WHAT THE TASK REQUIRES: Copy out every line of the data exactly.

INPUT:
┌──

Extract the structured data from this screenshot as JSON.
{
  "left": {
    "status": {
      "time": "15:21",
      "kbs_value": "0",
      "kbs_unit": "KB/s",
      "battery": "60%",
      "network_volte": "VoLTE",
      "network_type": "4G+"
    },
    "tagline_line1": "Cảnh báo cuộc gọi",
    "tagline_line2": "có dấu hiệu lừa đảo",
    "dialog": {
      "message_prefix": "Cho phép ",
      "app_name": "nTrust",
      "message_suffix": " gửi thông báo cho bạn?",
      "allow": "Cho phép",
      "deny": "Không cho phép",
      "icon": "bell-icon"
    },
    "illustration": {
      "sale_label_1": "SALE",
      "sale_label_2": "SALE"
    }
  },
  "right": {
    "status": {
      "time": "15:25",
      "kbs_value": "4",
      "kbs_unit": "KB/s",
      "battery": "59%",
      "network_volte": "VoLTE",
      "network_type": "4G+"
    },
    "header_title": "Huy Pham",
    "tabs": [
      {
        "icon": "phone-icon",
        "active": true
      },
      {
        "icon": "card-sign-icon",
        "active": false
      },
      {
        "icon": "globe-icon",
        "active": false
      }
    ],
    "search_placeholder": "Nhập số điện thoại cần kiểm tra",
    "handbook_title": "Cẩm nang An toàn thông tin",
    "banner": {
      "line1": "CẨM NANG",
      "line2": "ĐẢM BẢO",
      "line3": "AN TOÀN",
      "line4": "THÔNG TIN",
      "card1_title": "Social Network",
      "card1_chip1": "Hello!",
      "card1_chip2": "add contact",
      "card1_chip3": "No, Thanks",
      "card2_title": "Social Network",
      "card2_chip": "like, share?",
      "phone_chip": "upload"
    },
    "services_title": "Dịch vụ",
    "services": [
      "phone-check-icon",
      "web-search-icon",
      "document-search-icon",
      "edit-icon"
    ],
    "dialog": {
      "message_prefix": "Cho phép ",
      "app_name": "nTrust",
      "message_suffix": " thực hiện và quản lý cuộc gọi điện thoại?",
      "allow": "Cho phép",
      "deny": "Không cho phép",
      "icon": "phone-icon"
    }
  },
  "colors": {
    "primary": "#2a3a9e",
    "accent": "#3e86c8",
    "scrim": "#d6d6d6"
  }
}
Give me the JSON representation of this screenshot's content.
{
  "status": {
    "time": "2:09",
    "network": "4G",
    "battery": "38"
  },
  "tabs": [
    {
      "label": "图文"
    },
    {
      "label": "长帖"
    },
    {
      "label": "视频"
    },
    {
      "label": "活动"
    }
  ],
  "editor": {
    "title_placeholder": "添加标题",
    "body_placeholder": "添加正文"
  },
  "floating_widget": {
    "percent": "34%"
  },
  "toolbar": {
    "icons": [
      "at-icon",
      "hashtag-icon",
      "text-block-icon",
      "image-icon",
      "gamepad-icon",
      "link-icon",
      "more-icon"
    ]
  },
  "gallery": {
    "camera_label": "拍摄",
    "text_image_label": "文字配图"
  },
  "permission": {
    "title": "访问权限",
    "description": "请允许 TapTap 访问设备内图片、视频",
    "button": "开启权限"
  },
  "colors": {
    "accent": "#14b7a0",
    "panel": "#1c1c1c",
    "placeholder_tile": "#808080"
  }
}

└──

THE SOLUTION:
Extract the structured data from this screenshot as JSON.
{
  "left": {
    "status": {
      "time": "15:21",
      "kbs_value": "0",
      "kbs_unit": "KB/s",
      "battery": "60%",
      "network_volte": "VoLTE",
      "network_type": "4G+"
    },
    "tagline_line1": "Cảnh báo cuộc gọi",
    "tagline_line2": "có dấu hiệu lừa đảo",
    "dialog": {
      "message_prefix": "Cho phép ",
      "app_name": "nTrust",
      "message_suffix": " gửi thông báo cho bạn?",
      "allow": "Cho phép",
      "deny": "Không cho phép",
      "icon": "bell-icon"
    },
    "illustration": {
      "sale_label_1": "SALE",
      "sale_label_2": "SALE"
    }
  },
  "right": {
    "status": {
      "time": "15:25",
      "kbs_value": "4",
      "kbs_unit": "KB/s",
      "battery": "59%",
      "network_volte": "VoLTE",
      "network_type": "4G+"
    },
    "header_title": "Huy Pham",
    "tabs": [
      {
        "icon": "phone-icon",
        "active": true
      },
      {
        "icon": "card-sign-icon",
        "active": false
      },
      {
        "icon": "globe-icon",
        "active": false
      }
    ],
    "search_placeholder": "Nhập số điện thoại cần kiểm tra",
    "handbook_title": "Cẩm nang An toàn thông tin",
    "banner": {
      "line1": "CẨM NANG",
      "line2": "ĐẢM BẢO",
      "line3": "AN TOÀN",
      "line4": "THÔNG TIN",
      "card1_title": "Social Network",
      "card1_chip1": "Hello!",
      "card1_chip2": "add contact",
      "card1_chip3": "No, Thanks",
      "card2_title": "Social Network",
      "card2_chip": "like, share?",
      "phone_chip": "upload"
    },
    "services_title": "Dịch vụ",
    "services": [
      "phone-check-icon",
      "web-search-icon",
      "document-search-icon",
      "edit-icon"
    ],
    "dialog": {
      "message_prefix": "Cho phép ",
      "app_name": "nTrust",
      "message_suffix": " thực hiện và quản lý cuộc gọi điện thoại?",
      "allow": "Cho phép",
      "deny": "Không cho phép",
      "icon": "phone-icon"
    }
  },
  "colors": {
    "primary": "#2a3a9e",
    "accent": "#3e86c8",
    "scrim": "#d6d6d6"
  }
}
Give me the JSON representation of this screenshot's content.
{
  "status": {
    "time": "2:09",
    "network": "4G",
    "battery": "38"
  },
  "tabs": [
    {
      "label": "图文"
    },
    {
      "label": "长帖"
    },
    {
      "label": "视频"
    },
    {
      "label": "活动"
    }
  ],
  "editor": {
    "title_placeholder": "添加标题",
    "body_placeholder": "添加正文"
  },
  "floating_widget": {
    "percent": "34%"
  },
  "toolbar": {
    "icons": [
      "at-icon",
      "hashtag-icon",
      "text-block-icon",
      "image-icon",
      "gamepad-icon",
      "link-icon",
      "more-icon"
    ]
  },
  "gallery": {
    "camera_label": "拍摄",
    "text_image_label": "文字配图"
  },
  "permission": {
    "title": "访问权限",
    "description": "请允许 TapTap 访问设备内图片、视频",
    "button": "开启权限"
  },
  "colors": {
    "accent": "#14b7a0",
    "panel": "#1c1c1c",
    "placeholder_tile": "#808080"
  }
}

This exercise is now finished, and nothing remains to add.